Below is a listing; reproduce each line of it exactly.

========================================================================

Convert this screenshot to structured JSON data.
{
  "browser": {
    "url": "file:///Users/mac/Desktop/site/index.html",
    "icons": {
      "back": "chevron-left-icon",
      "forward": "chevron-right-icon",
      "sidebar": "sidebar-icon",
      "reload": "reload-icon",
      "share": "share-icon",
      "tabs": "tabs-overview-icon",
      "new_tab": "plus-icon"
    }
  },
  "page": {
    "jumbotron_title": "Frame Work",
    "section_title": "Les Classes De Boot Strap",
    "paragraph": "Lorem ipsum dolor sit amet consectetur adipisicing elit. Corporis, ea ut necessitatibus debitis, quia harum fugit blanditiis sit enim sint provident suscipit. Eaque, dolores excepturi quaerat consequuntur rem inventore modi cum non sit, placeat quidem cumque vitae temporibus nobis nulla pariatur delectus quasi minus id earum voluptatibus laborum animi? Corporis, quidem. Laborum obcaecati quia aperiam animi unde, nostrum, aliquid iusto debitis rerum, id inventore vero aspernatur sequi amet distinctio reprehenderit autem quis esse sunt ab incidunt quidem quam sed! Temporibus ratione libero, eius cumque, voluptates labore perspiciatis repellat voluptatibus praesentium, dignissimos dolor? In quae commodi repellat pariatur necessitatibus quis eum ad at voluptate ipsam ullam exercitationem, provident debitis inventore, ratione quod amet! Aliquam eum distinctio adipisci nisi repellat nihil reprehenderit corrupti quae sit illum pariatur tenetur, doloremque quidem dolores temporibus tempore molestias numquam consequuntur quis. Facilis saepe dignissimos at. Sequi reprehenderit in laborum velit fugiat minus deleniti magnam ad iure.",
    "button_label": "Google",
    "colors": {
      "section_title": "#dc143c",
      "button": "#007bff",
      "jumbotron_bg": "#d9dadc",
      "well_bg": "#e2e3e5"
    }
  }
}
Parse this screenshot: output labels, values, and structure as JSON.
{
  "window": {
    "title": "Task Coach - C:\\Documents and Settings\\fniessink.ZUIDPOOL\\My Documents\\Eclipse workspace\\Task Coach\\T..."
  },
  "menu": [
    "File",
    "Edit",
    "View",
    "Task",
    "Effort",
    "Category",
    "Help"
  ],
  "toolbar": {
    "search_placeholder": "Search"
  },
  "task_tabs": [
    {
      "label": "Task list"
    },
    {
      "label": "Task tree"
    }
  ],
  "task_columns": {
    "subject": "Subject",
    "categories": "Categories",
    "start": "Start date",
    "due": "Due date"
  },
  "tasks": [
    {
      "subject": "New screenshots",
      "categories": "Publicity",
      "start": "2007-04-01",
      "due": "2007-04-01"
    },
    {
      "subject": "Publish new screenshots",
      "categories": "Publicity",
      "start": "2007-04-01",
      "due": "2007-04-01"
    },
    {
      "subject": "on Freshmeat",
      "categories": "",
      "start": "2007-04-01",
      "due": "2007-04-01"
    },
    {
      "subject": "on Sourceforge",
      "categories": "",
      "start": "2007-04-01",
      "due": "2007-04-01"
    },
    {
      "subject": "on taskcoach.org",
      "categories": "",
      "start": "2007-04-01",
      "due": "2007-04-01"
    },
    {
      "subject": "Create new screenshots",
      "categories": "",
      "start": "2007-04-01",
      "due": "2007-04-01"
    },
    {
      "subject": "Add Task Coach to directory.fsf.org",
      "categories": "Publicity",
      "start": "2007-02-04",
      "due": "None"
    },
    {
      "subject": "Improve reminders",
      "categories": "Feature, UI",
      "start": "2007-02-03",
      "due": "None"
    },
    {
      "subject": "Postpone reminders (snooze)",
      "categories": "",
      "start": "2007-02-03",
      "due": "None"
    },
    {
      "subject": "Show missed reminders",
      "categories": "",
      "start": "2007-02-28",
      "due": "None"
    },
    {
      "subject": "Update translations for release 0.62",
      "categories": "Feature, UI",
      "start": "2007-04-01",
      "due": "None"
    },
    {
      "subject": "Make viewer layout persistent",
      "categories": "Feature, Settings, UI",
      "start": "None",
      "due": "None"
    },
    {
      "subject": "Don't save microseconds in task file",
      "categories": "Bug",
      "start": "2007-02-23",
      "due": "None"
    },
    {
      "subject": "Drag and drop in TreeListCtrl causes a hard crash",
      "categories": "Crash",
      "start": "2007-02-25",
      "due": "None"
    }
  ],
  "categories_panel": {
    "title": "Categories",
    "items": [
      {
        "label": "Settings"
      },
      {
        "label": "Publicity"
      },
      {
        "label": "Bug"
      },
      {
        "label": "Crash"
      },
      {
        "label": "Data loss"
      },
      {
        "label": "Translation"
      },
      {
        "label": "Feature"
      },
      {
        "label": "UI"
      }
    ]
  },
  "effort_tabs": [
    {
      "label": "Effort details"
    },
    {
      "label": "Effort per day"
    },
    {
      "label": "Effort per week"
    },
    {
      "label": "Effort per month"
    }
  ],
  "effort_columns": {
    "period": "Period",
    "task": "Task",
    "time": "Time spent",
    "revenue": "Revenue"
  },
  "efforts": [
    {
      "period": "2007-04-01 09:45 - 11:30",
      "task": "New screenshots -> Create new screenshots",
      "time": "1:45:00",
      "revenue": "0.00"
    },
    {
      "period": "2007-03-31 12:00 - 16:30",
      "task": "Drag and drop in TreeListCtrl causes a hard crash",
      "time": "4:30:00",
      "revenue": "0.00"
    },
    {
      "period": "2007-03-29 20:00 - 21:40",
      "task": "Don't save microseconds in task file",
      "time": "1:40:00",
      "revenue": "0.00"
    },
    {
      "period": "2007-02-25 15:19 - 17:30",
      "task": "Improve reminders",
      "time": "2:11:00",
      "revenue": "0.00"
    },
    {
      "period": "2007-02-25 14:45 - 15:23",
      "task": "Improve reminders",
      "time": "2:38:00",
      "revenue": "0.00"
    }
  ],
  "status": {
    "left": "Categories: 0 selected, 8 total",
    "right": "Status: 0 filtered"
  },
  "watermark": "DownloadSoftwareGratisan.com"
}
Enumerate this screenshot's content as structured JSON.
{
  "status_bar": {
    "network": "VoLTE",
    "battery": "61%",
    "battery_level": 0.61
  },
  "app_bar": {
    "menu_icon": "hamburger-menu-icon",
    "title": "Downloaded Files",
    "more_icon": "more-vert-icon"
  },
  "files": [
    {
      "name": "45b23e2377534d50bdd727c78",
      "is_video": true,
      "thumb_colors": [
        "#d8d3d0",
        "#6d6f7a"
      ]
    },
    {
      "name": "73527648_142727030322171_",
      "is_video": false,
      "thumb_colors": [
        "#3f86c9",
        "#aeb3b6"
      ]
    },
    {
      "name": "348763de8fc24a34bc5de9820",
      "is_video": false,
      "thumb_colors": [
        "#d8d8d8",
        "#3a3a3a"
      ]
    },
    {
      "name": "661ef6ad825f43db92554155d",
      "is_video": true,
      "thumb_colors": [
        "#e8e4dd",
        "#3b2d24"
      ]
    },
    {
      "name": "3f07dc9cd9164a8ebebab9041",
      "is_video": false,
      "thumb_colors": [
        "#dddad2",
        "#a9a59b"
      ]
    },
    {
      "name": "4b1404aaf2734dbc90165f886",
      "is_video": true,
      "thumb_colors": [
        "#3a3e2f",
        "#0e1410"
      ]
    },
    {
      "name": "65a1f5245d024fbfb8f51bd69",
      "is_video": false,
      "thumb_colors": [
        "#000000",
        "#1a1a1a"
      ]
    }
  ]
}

========================================================================

### RESPONSE
Convert this screenshot to structured JSON data.
{
  "browser": {
    "url": "file:///Users/mac/Desktop/site/index.html",
    "icons": {
      "back": "chevron-left-icon",
      "forward": "chevron-right-icon",
      "sidebar": "sidebar-icon",
      "reload": "reload-icon",
      "share": "share-icon",
      "tabs": "tabs-overview-icon",
      "new_tab": "plus-icon"
    }
  },
  "page": {
    "jumbotron_title": "Frame Work",
    "section_title": "Les Classes De Boot Strap",
    "paragraph": "Lorem ipsum dolor sit amet consectetur adipisicing elit. Corporis, ea ut necessitatibus debitis, quia harum fugit blanditiis sit enim sint provident suscipit. Eaque, dolores excepturi quaerat consequuntur rem inventore modi cum non sit, placeat quidem cumque vitae temporibus nobis nulla pariatur delectus quasi minus id earum voluptatibus laborum animi? Corporis, quidem. Laborum obcaecati quia aperiam animi unde, nostrum, aliquid iusto debitis rerum, id inventore vero aspernatur sequi amet distinctio reprehenderit autem quis esse sunt ab incidunt quidem quam sed! Temporibus ratione libero, eius cumque, voluptates labore perspiciatis repellat voluptatibus praesentium, dignissimos dolor? In quae commodi repellat pariatur necessitatibus quis eum ad at voluptate ipsam ullam exercitationem, provident debitis inventore, ratione quod amet! Aliquam eum distinctio adipisci nisi repellat nihil reprehenderit corrupti quae sit illum pariatur tenetur, doloremque quidem dolores temporibus tempore molestias numquam consequuntur quis. Facilis saepe dignissimos at. Sequi reprehenderit in laborum velit fugiat minus deleniti magnam ad iure.",
    "button_label": "Google",
    "colors": {
      "section_title": "#dc143c",
      "button": "#007bff",
      "jumbotron_bg": "#d9dadc",
      "well_bg": "#e2e3e5"
    }
  }
}
Parse this screenshot: output labels, values, and structure as JSON.
{
  "window": {
    "title": "Task Coach - C:\\Documents and Settings\\fniessink.ZUIDPOOL\\My Documents\\Eclipse workspace\\Task Coach\\T..."
  },
  "menu": [
    "File",
    "Edit",
    "View",
    "Task",
    "Effort",
    "Category",
    "Help"
  ],
  "toolbar": {
    "search_placeholder": "Search"
  },
  "task_tabs": [
    {
      "label": "Task list"
    },
    {
      "label": "Task tree"
    }
  ],
  "task_columns": {
    "subject": "Subject",
    "categories": "Categories",
    "start": "Start date",
    "due": "Due date"
  },
  "tasks": [
    {
      "subject": "New screenshots",
      "categories": "Publicity",
      "start": "2007-04-01",
      "due": "2007-04-01"
    },
    {
      "subject": "Publish new screenshots",
      "categories": "Publicity",
      "start": "2007-04-01",
      "due": "2007-04-01"
    },
    {
      "subject": "on Freshmeat",
      "categories": "",
      "start": "2007-04-01",
      "due": "2007-04-01"
    },
    {
      "subject": "on Sourceforge",
      "categories": "",
      "start": "2007-04-01",
      "due": "2007-04-01"
    },
    {
      "subject": "on taskcoach.org",
      "categories": "",
      "start": "2007-04-01",
      "due": "2007-04-01"
    },
    {
      "subject": "Create new screenshots",
      "categories": "",
      "start": "2007-04-01",
      "due": "2007-04-01"
    },
    {
      "subject": "Add Task Coach to directory.fsf.org",
      "categories": "Publicity",
      "start": "2007-02-04",
      "due": "None"
    },
    {
      "subject": "Improve reminders",
      "categories": "Feature, UI",
      "start": "2007-02-03",
      "due": "None"
    },
    {
      "subject": "Postpone reminders (snooze)",
      "categories": "",
      "start": "2007-02-03",
      "due": "None"
    },
    {
      "subject": "Show missed reminders",
      "categories": "",
      "start": "2007-02-28",
      "due": "None"
    },
    {
      "subject": "Update translations for release 0.62",
      "categories": "Feature, UI",
      "start": "2007-04-01",
      "due": "None"
    },
    {
      "subject": "Make viewer layout persistent",
      "categories": "Feature, Settings, UI",
      "start": "None",
      "due": "None"
    },
    {
      "subject": "Don't save microseconds in task file",
      "categories": "Bug",
      "start": "2007-02-23",
      "due": "None"
    },
    {
      "subject": "Drag and drop in TreeListCtrl causes a hard crash",
      "categories": "Crash",
      "start": "2007-02-25",
      "due": "None"
    }
  ],
  "categories_panel": {
    "title": "Categories",
    "items": [
      {
        "label": "Settings"
      },
      {
        "label": "Publicity"
      },
      {
        "label": "Bug"
      },
      {
        "label": "Crash"
      },
      {
        "label": "Data loss"
      },
      {
        "label": "Translation"
      },
      {
        "label": "Feature"
      },
      {
        "label": "UI"
      }
    ]
  },
  "effort_tabs": [
    {
      "label": "Effort details"
    },
    {
      "label": "Effort per day"
    },
    {
      "label": "Effort per week"
    },
    {
      "label": "Effort per month"
    }
  ],
  "effort_columns": {
    "period": "Period",
    "task": "Task",
    "time": "Time spent",
    "revenue": "Revenue"
  },
  "efforts": [
    {
      "period": "2007-04-01 09:45 - 11:30",
      "task": "New screenshots -> Create new screenshots",
      "time": "1:45:00",
      "revenue": "0.00"
    },
    {
      "period": "2007-03-31 12:00 - 16:30",
      "task": "Drag and drop in TreeListCtrl causes a hard crash",
      "time": "4:30:00",
      "revenue": "0.00"
    },
    {
      "period": "2007-03-29 20:00 - 21:40",
      "task": "Don't save microseconds in task file",
      "time": "1:40:00",
      "revenue": "0.00"
    },
    {
      "period": "2007-02-25 15:19 - 17:30",
      "task": "Improve reminders",
      "time": "2:11:00",
      "revenue": "0.00"
    },
    {
      "period": "2007-02-25 14:45 - 15:23",
      "task": "Improve reminders",
      "time": "2:38:00",
      "revenue": "0.00"
    }
  ],
  "status": {
    "left": "Categories: 0 selected, 8 total",
    "right": "Status: 0 filtered"
  },
  "watermark": "DownloadSoftwareGratisan.com"
}
Enumerate this screenshot's content as structured JSON.
{
  "status_bar": {
    "network": "VoLTE",
    "battery": "61%",
    "battery_level": 0.61
  },
  "app_bar": {
    "menu_icon": "hamburger-menu-icon",
    "title": "Downloaded Files",
    "more_icon": "more-vert-icon"
  },
  "files": [
    {
      "name": "45b23e2377534d50bdd727c78",
      "is_video": true,
      "thumb_colors": [
        "#d8d3d0",
        "#6d6f7a"
      ]
    },
    {
      "name": "73527648_142727030322171_",
      "is_video": false,
      "thumb_colors": [
        "#3f86c9",
        "#aeb3b6"
      ]
    },
    {
      "name": "348763de8fc24a34bc5de9820",
      "is_video": false,
      "thumb_colors": [
        "#d8d8d8",
        "#3a3a3a"
      ]
    },
    {
      "name": "661ef6ad825f43db92554155d",
      "is_video": true,
      "thumb_colors": [
        "#e8e4dd",
        "#3b2d24"
      ]
    },
    {
      "name": "3f07dc9cd9164a8ebebab9041",
      "is_video": false,
      "thumb_colors": [
        "#dddad2",
        "#a9a59b"
      ]
    },
    {
      "name": "4b1404aaf2734dbc90165f886",
      "is_video": true,
      "thumb_colors": [
        "#3a3e2f",
        "#0e1410"
      ]
    },
    {
      "name": "65a1f5245d024fbfb8f51bd69",
      "is_video": false,
      "thumb_colors": [
        "#000000",
        "#1a1a1a"
      ]
    }
  ]
}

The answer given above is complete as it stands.